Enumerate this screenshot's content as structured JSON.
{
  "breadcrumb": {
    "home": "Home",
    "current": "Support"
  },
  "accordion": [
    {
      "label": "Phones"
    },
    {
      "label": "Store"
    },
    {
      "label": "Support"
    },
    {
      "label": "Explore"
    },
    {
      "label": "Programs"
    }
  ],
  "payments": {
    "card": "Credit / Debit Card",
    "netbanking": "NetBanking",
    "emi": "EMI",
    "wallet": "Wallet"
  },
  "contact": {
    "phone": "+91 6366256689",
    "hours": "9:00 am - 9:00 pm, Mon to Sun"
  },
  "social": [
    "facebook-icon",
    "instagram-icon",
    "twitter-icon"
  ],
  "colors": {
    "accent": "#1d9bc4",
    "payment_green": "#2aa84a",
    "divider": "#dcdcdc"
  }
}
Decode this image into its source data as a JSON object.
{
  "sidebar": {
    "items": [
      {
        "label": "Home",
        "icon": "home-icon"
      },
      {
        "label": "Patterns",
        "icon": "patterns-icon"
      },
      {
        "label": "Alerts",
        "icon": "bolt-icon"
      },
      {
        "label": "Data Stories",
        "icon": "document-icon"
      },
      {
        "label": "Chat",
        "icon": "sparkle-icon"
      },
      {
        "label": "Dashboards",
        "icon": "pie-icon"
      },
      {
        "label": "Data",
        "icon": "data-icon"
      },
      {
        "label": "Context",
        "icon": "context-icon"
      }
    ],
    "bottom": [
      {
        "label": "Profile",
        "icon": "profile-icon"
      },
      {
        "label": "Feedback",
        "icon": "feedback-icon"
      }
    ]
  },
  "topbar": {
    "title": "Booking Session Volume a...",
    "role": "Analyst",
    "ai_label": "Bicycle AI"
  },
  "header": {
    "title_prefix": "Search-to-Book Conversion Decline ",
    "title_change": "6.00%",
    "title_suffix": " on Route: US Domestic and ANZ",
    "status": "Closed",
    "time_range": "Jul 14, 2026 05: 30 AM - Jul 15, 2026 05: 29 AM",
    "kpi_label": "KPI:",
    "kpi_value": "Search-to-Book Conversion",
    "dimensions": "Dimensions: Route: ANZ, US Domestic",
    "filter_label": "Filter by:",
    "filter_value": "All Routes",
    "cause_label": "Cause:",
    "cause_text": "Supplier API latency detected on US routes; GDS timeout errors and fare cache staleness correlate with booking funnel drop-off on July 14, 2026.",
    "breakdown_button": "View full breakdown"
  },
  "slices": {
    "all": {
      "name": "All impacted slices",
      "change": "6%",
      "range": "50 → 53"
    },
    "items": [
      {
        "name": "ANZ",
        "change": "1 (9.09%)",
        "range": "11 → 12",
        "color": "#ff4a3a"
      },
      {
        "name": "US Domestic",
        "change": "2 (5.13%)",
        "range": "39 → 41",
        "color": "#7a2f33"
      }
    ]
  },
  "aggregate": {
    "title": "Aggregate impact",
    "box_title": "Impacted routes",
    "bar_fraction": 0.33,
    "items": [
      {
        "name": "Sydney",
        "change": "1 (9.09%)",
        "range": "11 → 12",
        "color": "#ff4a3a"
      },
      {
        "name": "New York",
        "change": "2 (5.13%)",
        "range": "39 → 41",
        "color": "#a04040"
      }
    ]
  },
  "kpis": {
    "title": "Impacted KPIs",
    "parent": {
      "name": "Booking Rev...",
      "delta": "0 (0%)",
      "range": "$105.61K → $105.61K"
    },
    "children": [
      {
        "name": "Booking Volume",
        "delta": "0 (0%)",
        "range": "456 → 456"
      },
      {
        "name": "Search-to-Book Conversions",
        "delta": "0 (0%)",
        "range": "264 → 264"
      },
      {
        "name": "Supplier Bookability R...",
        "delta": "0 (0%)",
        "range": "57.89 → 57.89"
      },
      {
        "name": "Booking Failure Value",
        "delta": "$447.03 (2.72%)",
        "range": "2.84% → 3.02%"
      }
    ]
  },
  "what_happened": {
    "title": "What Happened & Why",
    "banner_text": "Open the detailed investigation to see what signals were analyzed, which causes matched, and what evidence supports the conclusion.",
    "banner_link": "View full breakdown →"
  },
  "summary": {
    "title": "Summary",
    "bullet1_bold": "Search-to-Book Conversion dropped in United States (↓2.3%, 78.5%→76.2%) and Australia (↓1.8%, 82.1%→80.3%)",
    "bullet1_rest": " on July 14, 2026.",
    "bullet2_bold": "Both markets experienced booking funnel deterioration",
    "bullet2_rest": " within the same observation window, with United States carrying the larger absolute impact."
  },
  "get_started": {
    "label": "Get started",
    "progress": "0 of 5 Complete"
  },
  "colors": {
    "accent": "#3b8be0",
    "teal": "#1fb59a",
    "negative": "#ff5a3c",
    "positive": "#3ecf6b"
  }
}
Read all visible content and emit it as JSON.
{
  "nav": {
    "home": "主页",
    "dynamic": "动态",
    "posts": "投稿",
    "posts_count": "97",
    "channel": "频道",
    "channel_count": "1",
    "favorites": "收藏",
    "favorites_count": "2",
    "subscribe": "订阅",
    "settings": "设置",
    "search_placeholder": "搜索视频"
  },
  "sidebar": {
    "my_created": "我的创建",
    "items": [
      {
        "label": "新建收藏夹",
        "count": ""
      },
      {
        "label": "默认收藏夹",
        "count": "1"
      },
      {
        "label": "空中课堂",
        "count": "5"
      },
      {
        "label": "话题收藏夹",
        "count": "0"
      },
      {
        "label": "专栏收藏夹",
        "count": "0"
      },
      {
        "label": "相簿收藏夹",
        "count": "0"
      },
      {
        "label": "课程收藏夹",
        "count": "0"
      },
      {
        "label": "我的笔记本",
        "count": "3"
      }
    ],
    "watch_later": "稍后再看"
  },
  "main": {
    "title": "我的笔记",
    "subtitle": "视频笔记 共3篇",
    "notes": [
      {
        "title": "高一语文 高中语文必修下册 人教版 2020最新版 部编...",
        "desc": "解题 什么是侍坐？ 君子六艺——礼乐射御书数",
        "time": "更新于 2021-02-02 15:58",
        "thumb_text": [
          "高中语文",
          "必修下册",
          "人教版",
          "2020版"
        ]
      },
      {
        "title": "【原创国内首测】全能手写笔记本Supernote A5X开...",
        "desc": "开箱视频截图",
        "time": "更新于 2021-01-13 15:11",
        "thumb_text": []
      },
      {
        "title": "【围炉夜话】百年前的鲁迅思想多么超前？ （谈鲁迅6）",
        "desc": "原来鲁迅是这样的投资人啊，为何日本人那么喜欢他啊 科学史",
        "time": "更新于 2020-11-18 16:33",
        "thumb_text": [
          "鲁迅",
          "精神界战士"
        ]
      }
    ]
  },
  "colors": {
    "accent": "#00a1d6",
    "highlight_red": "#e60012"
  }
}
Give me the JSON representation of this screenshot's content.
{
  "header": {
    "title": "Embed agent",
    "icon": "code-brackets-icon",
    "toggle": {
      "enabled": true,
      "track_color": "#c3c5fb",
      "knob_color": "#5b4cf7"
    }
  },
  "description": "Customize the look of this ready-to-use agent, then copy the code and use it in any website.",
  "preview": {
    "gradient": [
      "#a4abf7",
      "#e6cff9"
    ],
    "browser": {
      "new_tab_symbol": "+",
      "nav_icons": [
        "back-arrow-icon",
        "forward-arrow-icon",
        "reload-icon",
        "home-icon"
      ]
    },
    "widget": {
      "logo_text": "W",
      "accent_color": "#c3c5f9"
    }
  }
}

--------

What you are asked to do: Extract every line containing the string "agent" from the material.

Solution for this problem:
    "title": "Embed agent",
  "description": "Customize the look of this ready-to-use agent, then copy the code and use it in any website.",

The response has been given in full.